## What the task requires
Pictures stay out; everything else in the records below is copied exactly.

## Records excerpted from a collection
========================================

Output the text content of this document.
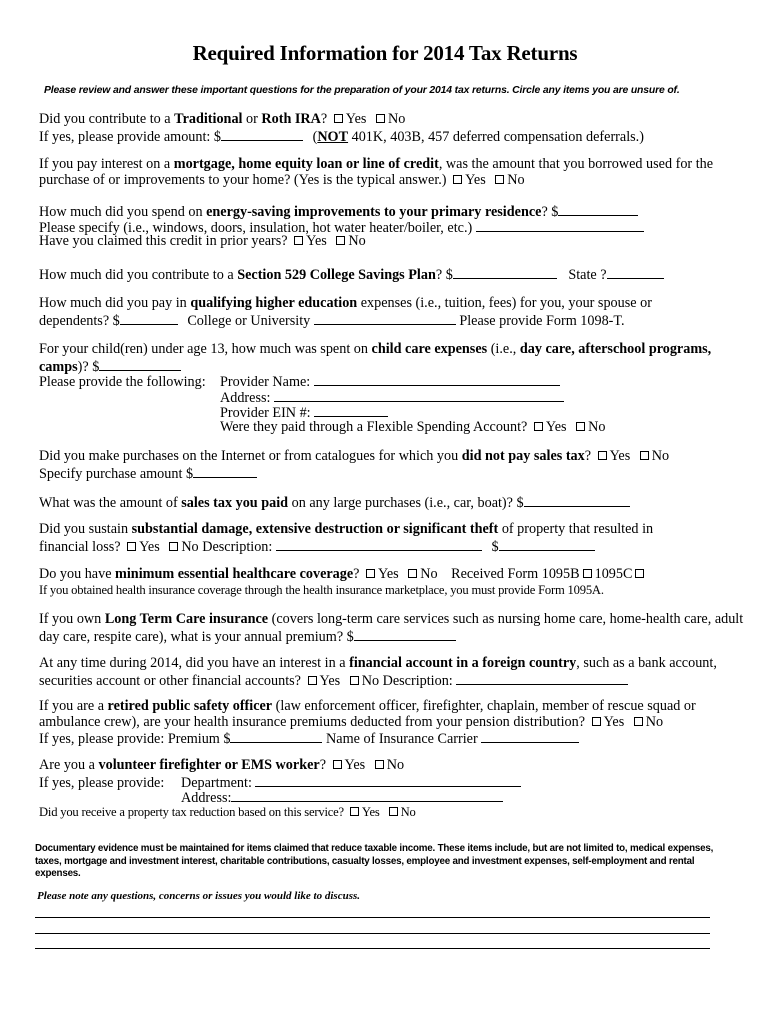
Required Information for 2014 Tax Returns
Please review and answer these important questions for the preparation of your 2014 tax returns. Circle any items you are unsure of.
Did you contribute to a Traditional or Roth IRA? Yes No
If yes, please provide amount: $	(NOT 401K, 403B, 457 deferred compensation deferrals.)
If you pay interest on a mortgage, home equity loan or line of credit, was the amount that you borrowed used for the
purchase of or improvements to your home? (Yes is the typical answer.) Yes No
How much did you spend on energy-saving improvements to your primary residence? $
Please specify (i.e., windows, doors, insulation, hot water heater/boiler, etc.)
Have you claimed this credit in prior years? Yes No
How much did you contribute to a Section 529 College Savings Plan? $	State ?
How much did you pay in qualifying higher education expenses (i.e., tuition, fees) for you, your spouse or
dependents? $	College or University	Please provide Form 1098-T.
For your child(ren) under age 13, how much was spent on child care expenses (i.e., day care, afterschool programs,
camps)? $
Please provide the following: Provider Name:
Address:
Provider EIN #:
Were they paid through a Flexible Spending Account? Yes No
Did you make purchases on the Internet or from catalogues for which you did not pay sales tax? Yes No
Specify purchase amount $
What was the amount of sales tax you paid on any large purchases (i.e., car, boat)? $
Did you sustain substantial damage, extensive destruction or significant theft of property that resulted in
financial loss? Yes No Description:	$
Do you have minimum essential healthcare coverage? Yes No Received Form 1095B 1095C
If you obtained health insurance coverage through the health insurance marketplace, you must provide Form 1095A.
If you own Long Term Care insurance (covers long-term care services such as nursing home care, home-health care, adult
day care, respite care), what is your annual premium? $
At any time during 2014, did you have an interest in a financial account in a foreign country, such as a bank account,
securities account or other financial accounts? Yes No Description:
If you are a retired public safety officer (law enforcement officer, firefighter, chaplain, member of rescue squad or
ambulance crew), are your health insurance premiums deducted from your pension distribution? Yes No
If yes, please provide: Premium $	Name of Insurance Carrier
Are you a volunteer firefighter or EMS worker? Yes No
If yes, please provide: Department:
Address:
Did you receive a property tax reduction based on this service? Yes No
Documentary evidence must be maintained for items claimed that reduce taxable income. These items include, but are not limited to, medical expenses, taxes, mortgage and investment interest, charitable contributions, casualty losses, employee and investment expenses, self-employment and rental expenses.
Please note any questions, concerns or issues you would like to discuss.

========================================

## The result
Output the text content of this document.
Required Information for 2014 Tax Returns
Please review and answer these important questions for the preparation of your 2014 tax returns. Circle any items you are unsure of.
Did you contribute to a Traditional or Roth IRA? Yes No
If yes, please provide amount: $	(NOT 401K, 403B, 457 deferred compensation deferrals.)
If you pay interest on a mortgage, home equity loan or line of credit, was the amount that you borrowed used for the
purchase of or improvements to your home? (Yes is the typical answer.) Yes No
How much did you spend on energy-saving improvements to your primary residence? $
Please specify (i.e., windows, doors, insulation, hot water heater/boiler, etc.)
Have you claimed this credit in prior years? Yes No
How much did you contribute to a Section 529 College Savings Plan? $	State ?
How much did you pay in qualifying higher education expenses (i.e., tuition, fees) for you, your spouse or
dependents? $	College or University	Please provide Form 1098-T.
For your child(ren) under age 13, how much was spent on child care expenses (i.e., day care, afterschool programs,
camps)? $
Please provide the following: Provider Name:
Address:
Provider EIN #:
Were they paid through a Flexible Spending Account? Yes No
Did you make purchases on the Internet or from catalogues for which you did not pay sales tax? Yes No
Specify purchase amount $
What was the amount of sales tax you paid on any large purchases (i.e., car, boat)? $
Did you sustain substantial damage, extensive destruction or significant theft of property that resulted in
financial loss? Yes No Description:	$
Do you have minimum essential healthcare coverage? Yes No Received Form 1095B 1095C
If you obtained health insurance coverage through the health insurance marketplace, you must provide Form 1095A.
If you own Long Term Care insurance (covers long-term care services such as nursing home care, home-health care, adult
day care, respite care), what is your annual premium? $
At any time during 2014, did you have an interest in a financial account in a foreign country, such as a bank account,
securities account or other financial accounts? Yes No Description:
If you are a retired public safety officer (law enforcement officer, firefighter, chaplain, member of rescue squad or
ambulance crew), are your health insurance premiums deducted from your pension distribution? Yes No
If yes, please provide: Premium $	Name of Insurance Carrier
Are you a volunteer firefighter or EMS worker? Yes No
If yes, please provide: Department:
Address:
Did you receive a property tax reduction based on this service? Yes No
Documentary evidence must be maintained for items claimed that reduce taxable income. These items include, but are not limited to, medical expenses, taxes, mortgage and investment interest, charitable contributions, casualty losses, employee and investment expenses, self-employment and rental expenses.
Please note any questions, concerns or issues you would like to discuss.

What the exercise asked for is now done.